start Data supplied

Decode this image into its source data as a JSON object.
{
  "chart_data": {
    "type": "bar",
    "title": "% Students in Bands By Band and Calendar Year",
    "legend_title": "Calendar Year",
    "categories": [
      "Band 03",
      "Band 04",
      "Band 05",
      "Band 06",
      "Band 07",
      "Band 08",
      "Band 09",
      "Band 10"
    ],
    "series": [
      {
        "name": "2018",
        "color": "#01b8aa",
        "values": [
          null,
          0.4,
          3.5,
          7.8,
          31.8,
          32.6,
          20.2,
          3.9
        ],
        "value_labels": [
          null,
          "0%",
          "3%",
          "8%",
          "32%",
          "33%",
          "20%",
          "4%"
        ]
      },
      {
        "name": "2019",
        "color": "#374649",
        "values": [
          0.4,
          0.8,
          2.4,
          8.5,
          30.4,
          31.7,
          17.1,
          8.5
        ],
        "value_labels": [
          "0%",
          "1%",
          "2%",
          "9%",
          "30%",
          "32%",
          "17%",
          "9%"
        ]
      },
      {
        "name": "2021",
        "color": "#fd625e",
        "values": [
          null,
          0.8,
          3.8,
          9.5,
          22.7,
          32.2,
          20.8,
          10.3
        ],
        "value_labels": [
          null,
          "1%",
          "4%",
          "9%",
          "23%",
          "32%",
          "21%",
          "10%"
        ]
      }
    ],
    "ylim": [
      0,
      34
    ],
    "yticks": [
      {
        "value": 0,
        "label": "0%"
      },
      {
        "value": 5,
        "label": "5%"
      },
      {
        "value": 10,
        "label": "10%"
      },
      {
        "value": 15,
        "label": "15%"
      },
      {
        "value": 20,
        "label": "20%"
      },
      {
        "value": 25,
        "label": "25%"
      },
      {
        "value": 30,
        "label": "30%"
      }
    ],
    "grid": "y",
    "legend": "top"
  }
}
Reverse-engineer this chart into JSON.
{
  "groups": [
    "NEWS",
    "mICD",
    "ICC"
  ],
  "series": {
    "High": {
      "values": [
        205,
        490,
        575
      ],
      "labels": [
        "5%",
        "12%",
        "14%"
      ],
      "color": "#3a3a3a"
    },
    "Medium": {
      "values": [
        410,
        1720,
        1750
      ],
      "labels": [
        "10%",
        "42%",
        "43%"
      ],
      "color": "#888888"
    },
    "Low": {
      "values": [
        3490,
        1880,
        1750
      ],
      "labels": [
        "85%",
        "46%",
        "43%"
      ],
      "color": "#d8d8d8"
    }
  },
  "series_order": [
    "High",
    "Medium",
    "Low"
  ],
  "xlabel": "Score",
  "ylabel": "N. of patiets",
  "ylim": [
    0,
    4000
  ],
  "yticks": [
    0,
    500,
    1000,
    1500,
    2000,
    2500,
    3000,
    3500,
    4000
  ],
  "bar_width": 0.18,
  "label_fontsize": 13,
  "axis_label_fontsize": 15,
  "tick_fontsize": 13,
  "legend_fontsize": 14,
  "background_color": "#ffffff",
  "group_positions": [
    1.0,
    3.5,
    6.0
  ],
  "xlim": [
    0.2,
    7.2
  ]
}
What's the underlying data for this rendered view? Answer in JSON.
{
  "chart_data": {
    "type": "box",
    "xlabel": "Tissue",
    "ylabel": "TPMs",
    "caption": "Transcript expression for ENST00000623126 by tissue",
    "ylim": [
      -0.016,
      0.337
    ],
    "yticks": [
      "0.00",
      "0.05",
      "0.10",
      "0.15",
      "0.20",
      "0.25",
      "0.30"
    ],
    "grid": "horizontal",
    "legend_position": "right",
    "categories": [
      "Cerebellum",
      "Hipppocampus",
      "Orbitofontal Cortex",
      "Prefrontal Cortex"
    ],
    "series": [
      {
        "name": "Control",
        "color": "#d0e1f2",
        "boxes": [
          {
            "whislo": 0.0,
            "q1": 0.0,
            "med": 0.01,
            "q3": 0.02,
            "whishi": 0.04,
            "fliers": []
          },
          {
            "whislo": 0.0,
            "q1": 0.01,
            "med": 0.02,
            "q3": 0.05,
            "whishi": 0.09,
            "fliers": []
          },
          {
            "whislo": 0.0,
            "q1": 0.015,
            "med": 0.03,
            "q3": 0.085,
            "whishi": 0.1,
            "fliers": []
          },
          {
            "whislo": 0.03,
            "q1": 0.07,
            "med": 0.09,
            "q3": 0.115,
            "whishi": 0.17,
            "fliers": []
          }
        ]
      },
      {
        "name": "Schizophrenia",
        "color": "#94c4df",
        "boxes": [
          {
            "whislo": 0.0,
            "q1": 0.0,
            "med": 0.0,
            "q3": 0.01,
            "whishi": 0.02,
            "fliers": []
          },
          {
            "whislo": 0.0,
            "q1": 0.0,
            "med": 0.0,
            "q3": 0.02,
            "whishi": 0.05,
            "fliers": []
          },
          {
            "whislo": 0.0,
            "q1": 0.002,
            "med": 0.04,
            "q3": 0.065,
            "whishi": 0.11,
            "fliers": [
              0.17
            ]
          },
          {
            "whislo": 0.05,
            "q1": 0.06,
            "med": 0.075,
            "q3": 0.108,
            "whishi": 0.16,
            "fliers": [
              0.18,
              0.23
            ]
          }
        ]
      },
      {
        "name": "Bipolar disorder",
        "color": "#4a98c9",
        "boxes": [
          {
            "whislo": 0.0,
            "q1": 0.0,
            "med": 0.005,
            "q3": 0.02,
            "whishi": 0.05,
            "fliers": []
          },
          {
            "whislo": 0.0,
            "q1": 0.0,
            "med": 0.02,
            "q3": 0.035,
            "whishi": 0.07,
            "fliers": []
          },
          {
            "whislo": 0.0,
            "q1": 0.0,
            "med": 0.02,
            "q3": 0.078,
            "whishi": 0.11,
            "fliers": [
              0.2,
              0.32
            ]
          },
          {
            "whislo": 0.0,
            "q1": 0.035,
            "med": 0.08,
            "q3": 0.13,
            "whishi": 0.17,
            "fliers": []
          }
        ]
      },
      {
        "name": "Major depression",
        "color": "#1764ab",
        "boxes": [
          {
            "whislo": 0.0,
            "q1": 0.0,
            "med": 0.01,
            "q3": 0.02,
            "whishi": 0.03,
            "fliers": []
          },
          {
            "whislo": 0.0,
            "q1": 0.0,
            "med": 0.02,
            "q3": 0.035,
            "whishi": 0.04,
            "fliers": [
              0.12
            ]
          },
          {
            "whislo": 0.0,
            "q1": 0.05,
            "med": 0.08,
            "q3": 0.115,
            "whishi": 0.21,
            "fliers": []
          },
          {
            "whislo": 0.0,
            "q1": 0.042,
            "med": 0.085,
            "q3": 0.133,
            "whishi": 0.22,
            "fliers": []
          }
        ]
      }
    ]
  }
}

end Data supplied

▶ Exercise task: Take every line containing the word "Calendar" and copy it.

▶ Solved problem:
    "title": "% Students in Bands By Band and Calendar Year",
    "legend_title": "Calendar Year",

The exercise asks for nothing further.